Starting at the line that contains "Extract all readable text from this page.", quote each line exactly through the last line of the entries, both included.

Records supplied:
• • •

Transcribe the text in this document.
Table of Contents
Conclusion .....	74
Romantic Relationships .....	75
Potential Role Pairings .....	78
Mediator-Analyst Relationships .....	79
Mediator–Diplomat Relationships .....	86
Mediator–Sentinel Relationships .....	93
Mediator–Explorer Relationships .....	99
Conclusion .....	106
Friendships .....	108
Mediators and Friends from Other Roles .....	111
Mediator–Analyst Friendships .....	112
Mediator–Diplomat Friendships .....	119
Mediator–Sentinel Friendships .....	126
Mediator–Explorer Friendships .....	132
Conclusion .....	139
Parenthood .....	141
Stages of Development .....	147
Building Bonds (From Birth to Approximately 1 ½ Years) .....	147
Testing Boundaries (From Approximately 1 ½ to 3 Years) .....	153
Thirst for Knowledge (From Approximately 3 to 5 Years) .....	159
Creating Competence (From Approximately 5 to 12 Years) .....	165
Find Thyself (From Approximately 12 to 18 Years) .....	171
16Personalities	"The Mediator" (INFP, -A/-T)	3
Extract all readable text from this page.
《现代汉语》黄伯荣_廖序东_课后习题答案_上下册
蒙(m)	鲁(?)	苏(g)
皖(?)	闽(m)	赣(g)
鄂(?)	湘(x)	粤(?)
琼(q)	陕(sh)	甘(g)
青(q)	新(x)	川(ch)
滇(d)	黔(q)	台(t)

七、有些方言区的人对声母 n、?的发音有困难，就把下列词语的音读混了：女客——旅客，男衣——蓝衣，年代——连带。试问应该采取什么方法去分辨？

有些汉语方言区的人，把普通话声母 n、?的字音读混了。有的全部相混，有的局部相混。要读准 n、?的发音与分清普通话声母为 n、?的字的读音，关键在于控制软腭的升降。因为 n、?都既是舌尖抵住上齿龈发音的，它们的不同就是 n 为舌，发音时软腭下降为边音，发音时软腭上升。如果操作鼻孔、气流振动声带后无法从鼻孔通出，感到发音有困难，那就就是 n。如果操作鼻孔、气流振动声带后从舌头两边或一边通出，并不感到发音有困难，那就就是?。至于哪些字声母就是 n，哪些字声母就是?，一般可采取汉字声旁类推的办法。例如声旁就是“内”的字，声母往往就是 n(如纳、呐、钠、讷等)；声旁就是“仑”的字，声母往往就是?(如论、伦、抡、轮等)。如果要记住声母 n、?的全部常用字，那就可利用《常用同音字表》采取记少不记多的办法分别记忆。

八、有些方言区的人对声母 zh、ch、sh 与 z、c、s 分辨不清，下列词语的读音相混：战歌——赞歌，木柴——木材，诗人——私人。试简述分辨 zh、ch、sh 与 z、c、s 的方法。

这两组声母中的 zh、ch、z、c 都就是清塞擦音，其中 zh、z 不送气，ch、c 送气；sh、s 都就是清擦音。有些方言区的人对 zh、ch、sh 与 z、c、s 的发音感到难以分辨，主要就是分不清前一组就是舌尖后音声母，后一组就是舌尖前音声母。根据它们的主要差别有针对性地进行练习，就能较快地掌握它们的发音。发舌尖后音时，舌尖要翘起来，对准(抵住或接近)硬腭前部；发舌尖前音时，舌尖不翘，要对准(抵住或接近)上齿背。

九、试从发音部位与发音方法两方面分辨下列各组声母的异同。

• • •

Solved problem:
Extract all readable text from this page.
《现代汉语》黄伯荣_廖序东_课后习题答案_上下册
蒙(m)	鲁(?)	苏(g)
皖(?)	闽(m)	赣(g)
鄂(?)	湘(x)	粤(?)
琼(q)	陕(sh)	甘(g)
青(q)	新(x)	川(ch)
滇(d)	黔(q)	台(t)

七、有些方言区的人对声母 n、?的发音有困难，就把下列词语的音读混了：女客——旅客，男衣——蓝衣，年代——连带。试问应该采取什么方法去分辨？

有些汉语方言区的人，把普通话声母 n、?的字音读混了。有的全部相混，有的局部相混。要读准 n、?的发音与分清普通话声母为 n、?的字的读音，关键在于控制软腭的升降。因为 n、?都既是舌尖抵住上齿龈发音的，它们的不同就是 n 为舌，发音时软腭下降为边音，发音时软腭上升。如果操作鼻孔、气流振动声带后无法从鼻孔通出，感到发音有困难，那就就是 n。如果操作鼻孔、气流振动声带后从舌头两边或一边通出，并不感到发音有困难，那就就是?。至于哪些字声母就是 n，哪些字声母就是?，一般可采取汉字声旁类推的办法。例如声旁就是“内”的字，声母往往就是 n(如纳、呐、钠、讷等)；声旁就是“仑”的字，声母往往就是?(如论、伦、抡、轮等)。如果要记住声母 n、?的全部常用字，那就可利用《常用同音字表》采取记少不记多的办法分别记忆。

八、有些方言区的人对声母 zh、ch、sh 与 z、c、s 分辨不清，下列词语的读音相混：战歌——赞歌，木柴——木材，诗人——私人。试简述分辨 zh、ch、sh 与 z、c、s 的方法。

这两组声母中的 zh、ch、z、c 都就是清塞擦音，其中 zh、z 不送气，ch、c 送气；sh、s 都就是清擦音。有些方言区的人对 zh、ch、sh 与 z、c、s 的发音感到难以分辨，主要就是分不清前一组就是舌尖后音声母，后一组就是舌尖前音声母。根据它们的主要差别有针对性地进行练习，就能较快地掌握它们的发音。发舌尖后音时，舌尖要翘起来，对准(抵住或接近)硬腭前部；发舌尖前音时，舌尖不翘，要对准(抵住或接近)上齿背。

九、试从发音部位与发音方法两方面分辨下列各组声母的异同。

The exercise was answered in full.